PROBLEM REQUIREMENTS: Write the listing below out again exactly, dropping the images.

THE RECORDS:
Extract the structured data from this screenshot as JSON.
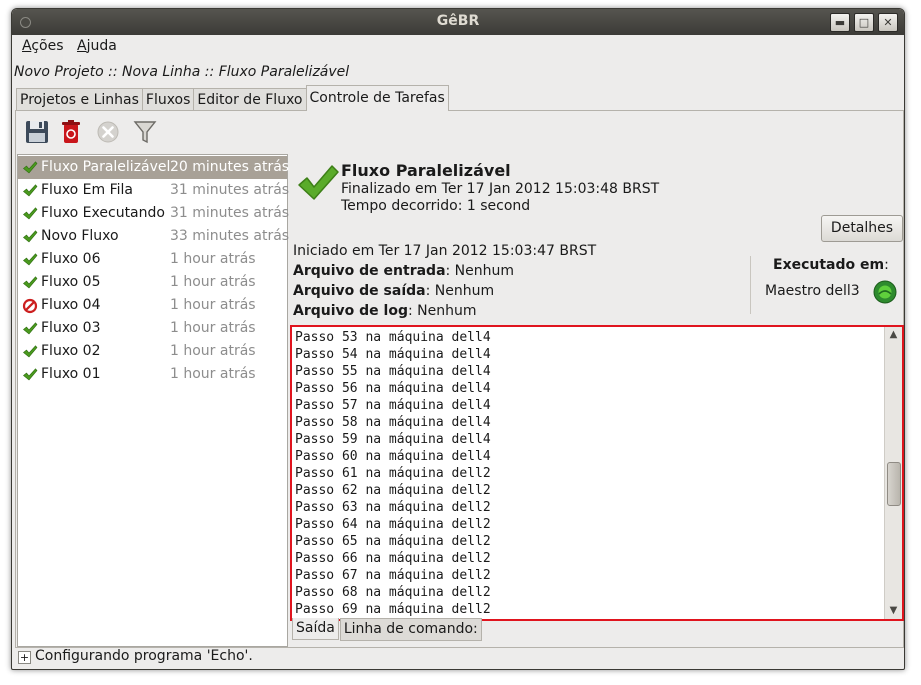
{
  "window": {
    "title": "GêBR"
  },
  "menu": [
    {
      "accel": "A",
      "rest": "ções"
    },
    {
      "accel": "A",
      "rest": "juda"
    }
  ],
  "breadcrumb": "Novo Projeto :: Nova Linha :: Fluxo Paralelizável",
  "tabs": [
    "Projetos e Linhas",
    "Fluxos",
    "Editor de Fluxo",
    "Controle de Tarefas"
  ],
  "active_tab": "Controle de Tarefas",
  "toolbar": [
    "save-icon",
    "delete-icon",
    "cancel-icon",
    "filter-icon"
  ],
  "jobs": [
    {
      "name": "Fluxo Paralelizável",
      "time": "20 minutes atrás",
      "status": "finished",
      "selected": true
    },
    {
      "name": "Fluxo Em Fila",
      "time": "31 minutes atrás",
      "status": "finished"
    },
    {
      "name": "Fluxo Executando",
      "time": "31 minutes atrás",
      "status": "finished"
    },
    {
      "name": "Novo Fluxo",
      "time": "33 minutes atrás",
      "status": "finished"
    },
    {
      "name": "Fluxo 06",
      "time": "1 hour atrás",
      "status": "finished"
    },
    {
      "name": "Fluxo 05",
      "time": "1 hour atrás",
      "status": "finished"
    },
    {
      "name": "Fluxo 04",
      "time": "1 hour atrás",
      "status": "canceled"
    },
    {
      "name": "Fluxo 03",
      "time": "1 hour atrás",
      "status": "finished"
    },
    {
      "name": "Fluxo 02",
      "time": "1 hour atrás",
      "status": "finished"
    },
    {
      "name": "Fluxo 01",
      "time": "1 hour atrás",
      "status": "finished"
    }
  ],
  "detail": {
    "title": "Fluxo Paralelizável",
    "finished": "Finalizado em Ter 17 Jan 2012 15:03:48 BRST",
    "elapsed": "Tempo decorrido: 1 second",
    "details_button": "Detalhes",
    "started": "Iniciado em Ter 17 Jan 2012 15:03:47 BRST",
    "input": {
      "label": "Arquivo de entrada",
      "value": ": Nenhum"
    },
    "output": {
      "label": "Arquivo de saída",
      "value": ": Nenhum"
    },
    "log": {
      "label": "Arquivo de log",
      "value": ": Nenhum"
    },
    "executed_label": "Executado em",
    "executed_colon": ":",
    "executed_host": "Maestro dell3"
  },
  "log_lines": [
    "Passo 53 na máquina dell4",
    "Passo 54 na máquina dell4",
    "Passo 55 na máquina dell4",
    "Passo 56 na máquina dell4",
    "Passo 57 na máquina dell4",
    "Passo 58 na máquina dell4",
    "Passo 59 na máquina dell4",
    "Passo 60 na máquina dell4",
    "Passo 61 na máquina dell2",
    "Passo 62 na máquina dell2",
    "Passo 63 na máquina dell2",
    "Passo 64 na máquina dell2",
    "Passo 65 na máquina dell2",
    "Passo 66 na máquina dell2",
    "Passo 67 na máquina dell2",
    "Passo 68 na máquina dell2",
    "Passo 69 na máquina dell2"
  ],
  "log_scroll_position": 0.55,
  "subtabs": [
    "Saída",
    "Linha de comando:"
  ],
  "status": "Configurando programa 'Echo'.",
  "colors": {
    "accent_check": "#4a9a1e",
    "cancel_red": "#cc1f1f",
    "highlight": "#e0141e",
    "selected_row": "#a8a197"
  }
}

REPLY:
Extract the structured data from this screenshot as JSON.
{
  "window": {
    "title": "GêBR"
  },
  "menu": [
    {
      "accel": "A",
      "rest": "ções"
    },
    {
      "accel": "A",
      "rest": "juda"
    }
  ],
  "breadcrumb": "Novo Projeto :: Nova Linha :: Fluxo Paralelizável",
  "tabs": [
    "Projetos e Linhas",
    "Fluxos",
    "Editor de Fluxo",
    "Controle de Tarefas"
  ],
  "active_tab": "Controle de Tarefas",
  "toolbar": [
    "save-icon",
    "delete-icon",
    "cancel-icon",
    "filter-icon"
  ],
  "jobs": [
    {
      "name": "Fluxo Paralelizável",
      "time": "20 minutes atrás",
      "status": "finished",
      "selected": true
    },
    {
      "name": "Fluxo Em Fila",
      "time": "31 minutes atrás",
      "status": "finished"
    },
    {
      "name": "Fluxo Executando",
      "time": "31 minutes atrás",
      "status": "finished"
    },
    {
      "name": "Novo Fluxo",
      "time": "33 minutes atrás",
      "status": "finished"
    },
    {
      "name": "Fluxo 06",
      "time": "1 hour atrás",
      "status": "finished"
    },
    {
      "name": "Fluxo 05",
      "time": "1 hour atrás",
      "status": "finished"
    },
    {
      "name": "Fluxo 04",
      "time": "1 hour atrás",
      "status": "canceled"
    },
    {
      "name": "Fluxo 03",
      "time": "1 hour atrás",
      "status": "finished"
    },
    {
      "name": "Fluxo 02",
      "time": "1 hour atrás",
      "status": "finished"
    },
    {
      "name": "Fluxo 01",
      "time": "1 hour atrás",
      "status": "finished"
    }
  ],
  "detail": {
    "title": "Fluxo Paralelizável",
    "finished": "Finalizado em Ter 17 Jan 2012 15:03:48 BRST",
    "elapsed": "Tempo decorrido: 1 second",
    "details_button": "Detalhes",
    "started": "Iniciado em Ter 17 Jan 2012 15:03:47 BRST",
    "input": {
      "label": "Arquivo de entrada",
      "value": ": Nenhum"
    },
    "output": {
      "label": "Arquivo de saída",
      "value": ": Nenhum"
    },
    "log": {
      "label": "Arquivo de log",
      "value": ": Nenhum"
    },
    "executed_label": "Executado em",
    "executed_colon": ":",
    "executed_host": "Maestro dell3"
  },
  "log_lines": [
    "Passo 53 na máquina dell4",
    "Passo 54 na máquina dell4",
    "Passo 55 na máquina dell4",
    "Passo 56 na máquina dell4",
    "Passo 57 na máquina dell4",
    "Passo 58 na máquina dell4",
    "Passo 59 na máquina dell4",
    "Passo 60 na máquina dell4",
    "Passo 61 na máquina dell2",
    "Passo 62 na máquina dell2",
    "Passo 63 na máquina dell2",
    "Passo 64 na máquina dell2",
    "Passo 65 na máquina dell2",
    "Passo 66 na máquina dell2",
    "Passo 67 na máquina dell2",
    "Passo 68 na máquina dell2",
    "Passo 69 na máquina dell2"
  ],
  "log_scroll_position": 0.55,
  "subtabs": [
    "Saída",
    "Linha de comando:"
  ],
  "status": "Configurando programa 'Echo'.",
  "colors": {
    "accent_check": "#4a9a1e",
    "cancel_red": "#cc1f1f",
    "highlight": "#e0141e",
    "selected_row": "#a8a197"
  }
}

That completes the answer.